Copy all records verbatim.

Dataset items:
□ □ □ □ □ □ □

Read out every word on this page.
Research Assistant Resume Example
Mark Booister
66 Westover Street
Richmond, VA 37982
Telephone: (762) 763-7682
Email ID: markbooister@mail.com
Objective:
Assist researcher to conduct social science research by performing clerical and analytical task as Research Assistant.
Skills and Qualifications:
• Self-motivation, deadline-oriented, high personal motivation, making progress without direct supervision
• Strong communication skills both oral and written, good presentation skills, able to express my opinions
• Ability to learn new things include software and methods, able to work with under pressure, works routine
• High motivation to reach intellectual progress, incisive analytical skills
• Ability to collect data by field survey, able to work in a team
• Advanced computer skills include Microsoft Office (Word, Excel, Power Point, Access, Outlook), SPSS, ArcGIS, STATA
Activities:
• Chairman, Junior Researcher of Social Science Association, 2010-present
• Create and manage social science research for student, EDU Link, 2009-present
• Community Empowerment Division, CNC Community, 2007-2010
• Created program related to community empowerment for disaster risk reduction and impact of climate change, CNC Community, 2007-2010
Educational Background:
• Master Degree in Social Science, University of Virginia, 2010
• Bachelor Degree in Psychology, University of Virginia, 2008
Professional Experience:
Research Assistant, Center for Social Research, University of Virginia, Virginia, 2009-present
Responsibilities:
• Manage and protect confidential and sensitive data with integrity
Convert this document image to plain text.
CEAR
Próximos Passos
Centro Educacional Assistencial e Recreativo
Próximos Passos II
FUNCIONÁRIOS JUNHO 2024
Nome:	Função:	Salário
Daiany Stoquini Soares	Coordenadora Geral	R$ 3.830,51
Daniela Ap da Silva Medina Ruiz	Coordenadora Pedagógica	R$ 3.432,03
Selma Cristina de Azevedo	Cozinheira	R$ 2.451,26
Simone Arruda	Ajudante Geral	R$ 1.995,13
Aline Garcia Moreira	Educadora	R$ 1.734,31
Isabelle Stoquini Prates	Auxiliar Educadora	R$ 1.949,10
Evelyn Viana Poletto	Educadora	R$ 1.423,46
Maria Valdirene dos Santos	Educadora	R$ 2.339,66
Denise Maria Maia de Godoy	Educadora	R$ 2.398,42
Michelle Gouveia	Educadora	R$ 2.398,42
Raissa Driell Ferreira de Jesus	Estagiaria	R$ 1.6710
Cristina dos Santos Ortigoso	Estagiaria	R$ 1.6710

□ □ □ □ □ □ □

◆ Final result ◆
Read out every word on this page.
Research Assistant Resume Example
Mark Booister
66 Westover Street
Richmond, VA 37982
Telephone: (762) 763-7682
Email ID: markbooister@mail.com
Objective:
Assist researcher to conduct social science research by performing clerical and analytical task as Research Assistant.
Skills and Qualifications:
• Self-motivation, deadline-oriented, high personal motivation, making progress without direct supervision
• Strong communication skills both oral and written, good presentation skills, able to express my opinions
• Ability to learn new things include software and methods, able to work with under pressure, works routine
• High motivation to reach intellectual progress, incisive analytical skills
• Ability to collect data by field survey, able to work in a team
• Advanced computer skills include Microsoft Office (Word, Excel, Power Point, Access, Outlook), SPSS, ArcGIS, STATA
Activities:
• Chairman, Junior Researcher of Social Science Association, 2010-present
• Create and manage social science research for student, EDU Link, 2009-present
• Community Empowerment Division, CNC Community, 2007-2010
• Created program related to community empowerment for disaster risk reduction and impact of climate change, CNC Community, 2007-2010
Educational Background:
• Master Degree in Social Science, University of Virginia, 2010
• Bachelor Degree in Psychology, University of Virginia, 2008
Professional Experience:
Research Assistant, Center for Social Research, University of Virginia, Virginia, 2009-present
Responsibilities:
• Manage and protect confidential and sensitive data with integrity
Convert this document image to plain text.
CEAR
Próximos Passos
Centro Educacional Assistencial e Recreativo
Próximos Passos II
FUNCIONÁRIOS JUNHO 2024
Nome:	Função:	Salário
Daiany Stoquini Soares	Coordenadora Geral	R$ 3.830,51
Daniela Ap da Silva Medina Ruiz	Coordenadora Pedagógica	R$ 3.432,03
Selma Cristina de Azevedo	Cozinheira	R$ 2.451,26
Simone Arruda	Ajudante Geral	R$ 1.995,13
Aline Garcia Moreira	Educadora	R$ 1.734,31
Isabelle Stoquini Prates	Auxiliar Educadora	R$ 1.949,10
Evelyn Viana Poletto	Educadora	R$ 1.423,46
Maria Valdirene dos Santos	Educadora	R$ 2.339,66
Denise Maria Maia de Godoy	Educadora	R$ 2.398,42
Michelle Gouveia	Educadora	R$ 2.398,42
Raissa Driell Ferreira de Jesus	Estagiaria	R$ 1.6710
Cristina dos Santos Ortigoso	Estagiaria	R$ 1.6710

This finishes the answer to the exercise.